(Stored data)
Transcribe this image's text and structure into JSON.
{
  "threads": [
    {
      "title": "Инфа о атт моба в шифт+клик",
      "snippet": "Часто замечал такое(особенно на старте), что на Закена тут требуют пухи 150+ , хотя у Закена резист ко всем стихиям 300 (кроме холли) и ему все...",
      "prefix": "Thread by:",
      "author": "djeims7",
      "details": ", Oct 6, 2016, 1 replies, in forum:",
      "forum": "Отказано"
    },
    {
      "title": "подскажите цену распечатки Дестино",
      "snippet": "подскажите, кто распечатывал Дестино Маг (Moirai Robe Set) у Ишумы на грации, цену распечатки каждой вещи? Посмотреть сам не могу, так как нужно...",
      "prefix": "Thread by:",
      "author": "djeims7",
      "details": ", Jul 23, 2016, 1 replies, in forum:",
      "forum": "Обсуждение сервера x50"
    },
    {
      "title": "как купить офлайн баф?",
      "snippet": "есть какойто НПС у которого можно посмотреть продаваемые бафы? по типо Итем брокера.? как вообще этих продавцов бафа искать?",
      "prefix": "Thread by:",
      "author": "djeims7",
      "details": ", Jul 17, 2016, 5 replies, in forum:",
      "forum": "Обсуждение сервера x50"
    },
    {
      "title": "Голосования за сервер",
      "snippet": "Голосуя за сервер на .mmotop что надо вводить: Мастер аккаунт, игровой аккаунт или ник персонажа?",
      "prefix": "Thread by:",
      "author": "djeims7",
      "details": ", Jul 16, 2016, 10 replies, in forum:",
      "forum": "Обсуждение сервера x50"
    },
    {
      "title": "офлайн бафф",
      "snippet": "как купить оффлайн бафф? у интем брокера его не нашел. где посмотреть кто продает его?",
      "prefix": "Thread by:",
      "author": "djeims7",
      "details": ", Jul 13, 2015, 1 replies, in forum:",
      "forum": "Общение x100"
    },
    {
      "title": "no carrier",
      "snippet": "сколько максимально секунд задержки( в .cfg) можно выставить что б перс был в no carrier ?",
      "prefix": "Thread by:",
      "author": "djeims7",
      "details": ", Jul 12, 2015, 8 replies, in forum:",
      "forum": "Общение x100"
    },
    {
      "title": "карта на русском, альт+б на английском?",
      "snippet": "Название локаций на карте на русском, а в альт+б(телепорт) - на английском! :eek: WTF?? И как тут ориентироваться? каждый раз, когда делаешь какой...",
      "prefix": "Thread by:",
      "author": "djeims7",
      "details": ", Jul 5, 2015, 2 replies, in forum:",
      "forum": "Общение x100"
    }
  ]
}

Task objective: Locate all lines in the listing above with the word "title". Copy them.

Solved problem:
      "title": "Инфа о атт моба в шифт+клик",
      "title": "подскажите цену распечатки Дестино",
      "title": "как купить офлайн баф?",
      "title": "Голосования за сервер",
      "title": "офлайн бафф",
      "title": "no carrier",
      "title": "карта на русском, альт+б на английском?",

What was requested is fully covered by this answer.